*WHAT TO DO*
Where does the word "into" occur in the entries below? Copy every line that has it.

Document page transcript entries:
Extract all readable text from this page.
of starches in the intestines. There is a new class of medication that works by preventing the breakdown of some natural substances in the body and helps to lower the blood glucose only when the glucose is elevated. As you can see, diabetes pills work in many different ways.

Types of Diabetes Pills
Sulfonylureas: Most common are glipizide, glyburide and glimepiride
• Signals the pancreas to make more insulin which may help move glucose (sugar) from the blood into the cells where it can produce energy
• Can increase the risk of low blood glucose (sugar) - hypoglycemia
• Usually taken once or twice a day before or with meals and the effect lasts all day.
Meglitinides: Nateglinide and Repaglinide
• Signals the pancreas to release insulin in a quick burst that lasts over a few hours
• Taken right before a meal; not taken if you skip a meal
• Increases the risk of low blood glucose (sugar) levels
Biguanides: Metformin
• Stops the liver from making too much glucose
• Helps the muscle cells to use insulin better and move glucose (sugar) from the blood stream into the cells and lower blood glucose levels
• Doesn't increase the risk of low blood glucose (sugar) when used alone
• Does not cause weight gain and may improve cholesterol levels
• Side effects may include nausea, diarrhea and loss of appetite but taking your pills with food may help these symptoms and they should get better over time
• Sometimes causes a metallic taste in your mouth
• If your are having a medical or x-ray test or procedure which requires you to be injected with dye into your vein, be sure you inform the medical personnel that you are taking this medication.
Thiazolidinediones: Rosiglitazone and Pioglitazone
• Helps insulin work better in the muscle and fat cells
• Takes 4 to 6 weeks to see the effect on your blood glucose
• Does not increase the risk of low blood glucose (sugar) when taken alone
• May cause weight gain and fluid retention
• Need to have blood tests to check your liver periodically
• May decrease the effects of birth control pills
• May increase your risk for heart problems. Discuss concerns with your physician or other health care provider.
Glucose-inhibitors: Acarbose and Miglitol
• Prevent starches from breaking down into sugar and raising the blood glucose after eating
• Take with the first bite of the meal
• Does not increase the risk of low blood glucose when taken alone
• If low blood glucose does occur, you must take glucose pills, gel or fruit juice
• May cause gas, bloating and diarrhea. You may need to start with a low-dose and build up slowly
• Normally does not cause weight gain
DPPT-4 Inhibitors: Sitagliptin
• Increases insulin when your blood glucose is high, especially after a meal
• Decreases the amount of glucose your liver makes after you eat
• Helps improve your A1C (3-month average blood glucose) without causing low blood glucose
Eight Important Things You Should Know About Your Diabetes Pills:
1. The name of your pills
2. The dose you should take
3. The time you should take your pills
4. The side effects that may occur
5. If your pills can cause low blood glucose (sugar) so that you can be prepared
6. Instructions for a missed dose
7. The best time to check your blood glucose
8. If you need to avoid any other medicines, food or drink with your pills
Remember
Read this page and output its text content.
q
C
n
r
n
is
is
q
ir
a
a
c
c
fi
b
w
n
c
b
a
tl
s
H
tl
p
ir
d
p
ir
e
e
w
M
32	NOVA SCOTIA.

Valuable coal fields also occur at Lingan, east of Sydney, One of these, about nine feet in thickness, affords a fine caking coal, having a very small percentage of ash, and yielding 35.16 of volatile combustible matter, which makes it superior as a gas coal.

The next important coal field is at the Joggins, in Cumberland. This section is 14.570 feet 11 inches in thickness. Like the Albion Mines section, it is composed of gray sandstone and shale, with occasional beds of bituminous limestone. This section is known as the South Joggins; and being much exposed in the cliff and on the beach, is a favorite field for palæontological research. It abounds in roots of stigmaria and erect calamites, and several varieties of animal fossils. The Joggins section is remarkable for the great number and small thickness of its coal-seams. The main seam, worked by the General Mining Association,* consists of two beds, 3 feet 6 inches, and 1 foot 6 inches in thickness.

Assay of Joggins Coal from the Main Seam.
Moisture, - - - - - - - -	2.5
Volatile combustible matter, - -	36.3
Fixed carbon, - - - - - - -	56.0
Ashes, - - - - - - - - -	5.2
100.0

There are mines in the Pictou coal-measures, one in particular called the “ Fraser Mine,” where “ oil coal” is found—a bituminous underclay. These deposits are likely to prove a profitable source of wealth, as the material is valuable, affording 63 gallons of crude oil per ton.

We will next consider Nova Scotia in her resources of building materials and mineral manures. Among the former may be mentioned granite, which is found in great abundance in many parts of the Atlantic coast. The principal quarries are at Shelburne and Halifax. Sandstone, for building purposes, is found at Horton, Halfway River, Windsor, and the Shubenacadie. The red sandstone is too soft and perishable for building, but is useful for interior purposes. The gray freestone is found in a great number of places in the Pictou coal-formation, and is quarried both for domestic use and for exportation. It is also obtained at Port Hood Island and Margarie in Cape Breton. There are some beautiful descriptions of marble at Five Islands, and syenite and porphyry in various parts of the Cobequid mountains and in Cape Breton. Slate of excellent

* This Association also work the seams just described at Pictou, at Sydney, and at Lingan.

*RESULT OF THE EXERCISE*
• Signals the pancreas to make more insulin which may help move glucose (sugar) from the blood into the cells where it can produce energy
• Helps the muscle cells to use insulin better and move glucose (sugar) from the blood stream into the cells and lower blood glucose levels
• If your are having a medical or x-ray test or procedure which requires you to be injected with dye into your vein, be sure you inform the medical personnel that you are taking this medication.
• Prevent starches from breaking down into sugar and raising the blood glucose after eating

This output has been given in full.